## Directions
Find the lines holding the word "Пружинная" and collect them.

— BEGIN —

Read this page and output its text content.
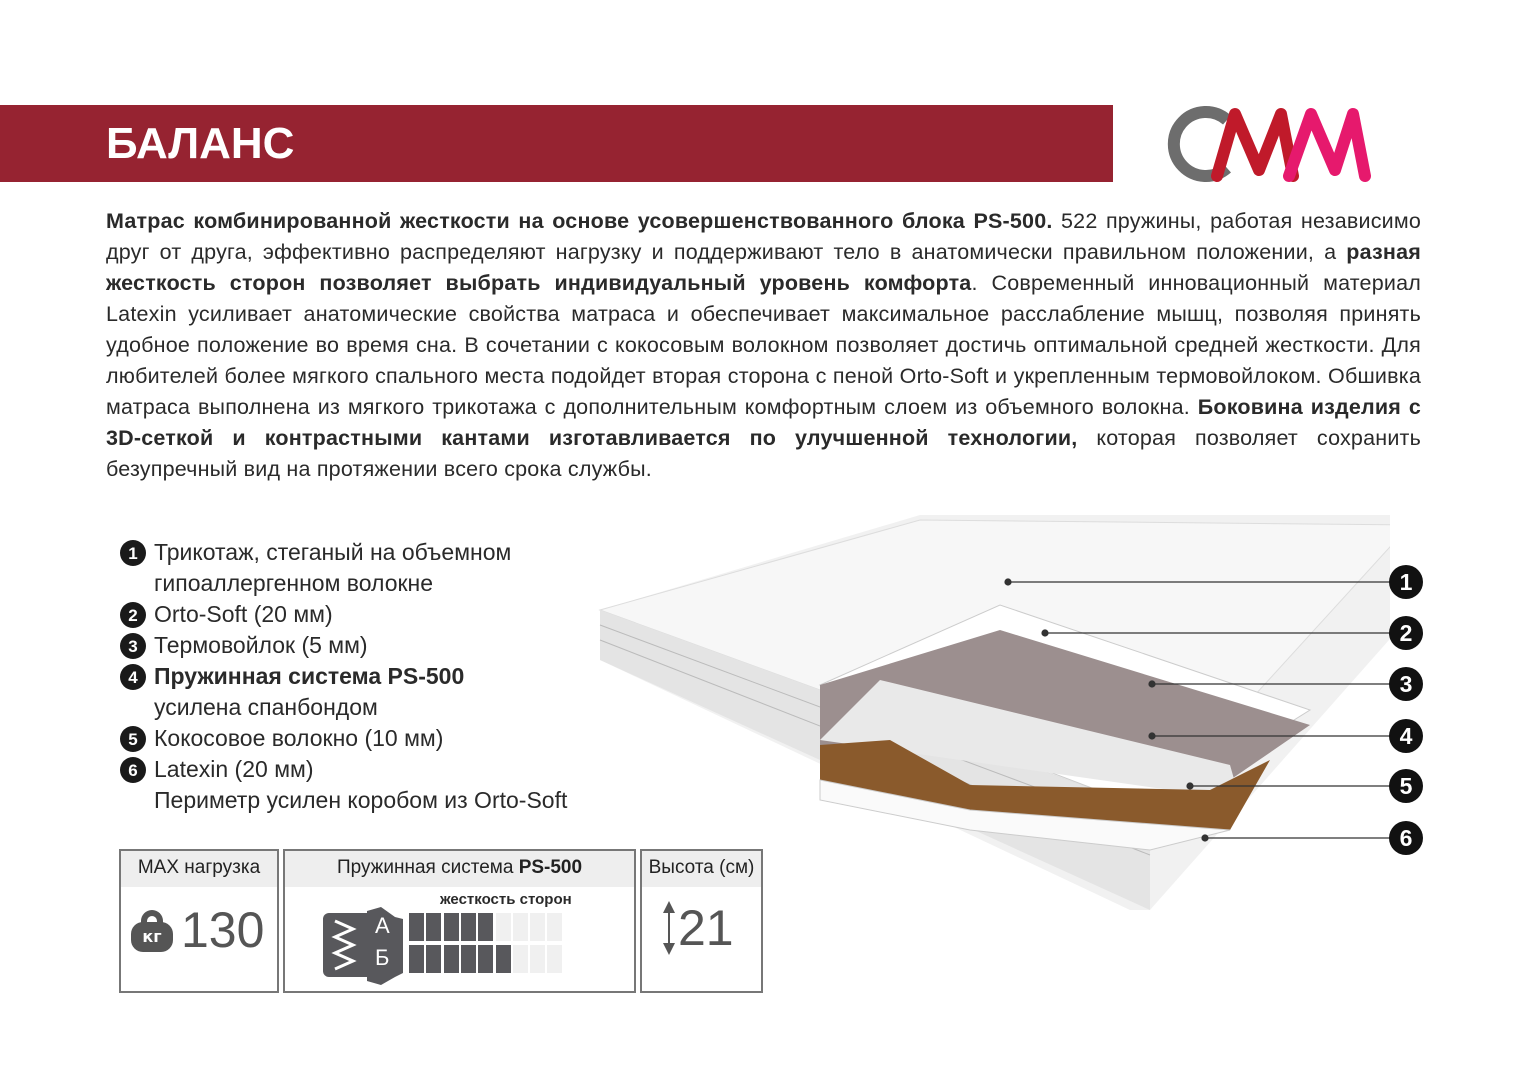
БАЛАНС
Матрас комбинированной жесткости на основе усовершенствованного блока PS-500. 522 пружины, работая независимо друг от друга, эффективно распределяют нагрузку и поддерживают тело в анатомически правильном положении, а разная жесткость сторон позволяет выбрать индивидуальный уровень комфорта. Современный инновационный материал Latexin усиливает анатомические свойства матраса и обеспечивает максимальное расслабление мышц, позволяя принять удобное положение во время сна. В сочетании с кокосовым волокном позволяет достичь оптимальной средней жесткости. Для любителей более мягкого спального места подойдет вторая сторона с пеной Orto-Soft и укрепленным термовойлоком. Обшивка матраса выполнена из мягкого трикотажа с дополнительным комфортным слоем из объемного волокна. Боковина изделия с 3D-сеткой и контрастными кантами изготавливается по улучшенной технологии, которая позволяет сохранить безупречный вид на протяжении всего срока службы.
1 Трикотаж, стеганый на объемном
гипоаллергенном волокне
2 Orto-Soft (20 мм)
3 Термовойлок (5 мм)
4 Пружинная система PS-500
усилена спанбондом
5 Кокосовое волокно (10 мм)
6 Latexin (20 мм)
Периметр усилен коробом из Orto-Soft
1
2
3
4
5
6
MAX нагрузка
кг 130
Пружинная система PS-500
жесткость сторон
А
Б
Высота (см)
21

— END —

## Worked solution
4 Пружинная система PS-500
Пружинная система PS-500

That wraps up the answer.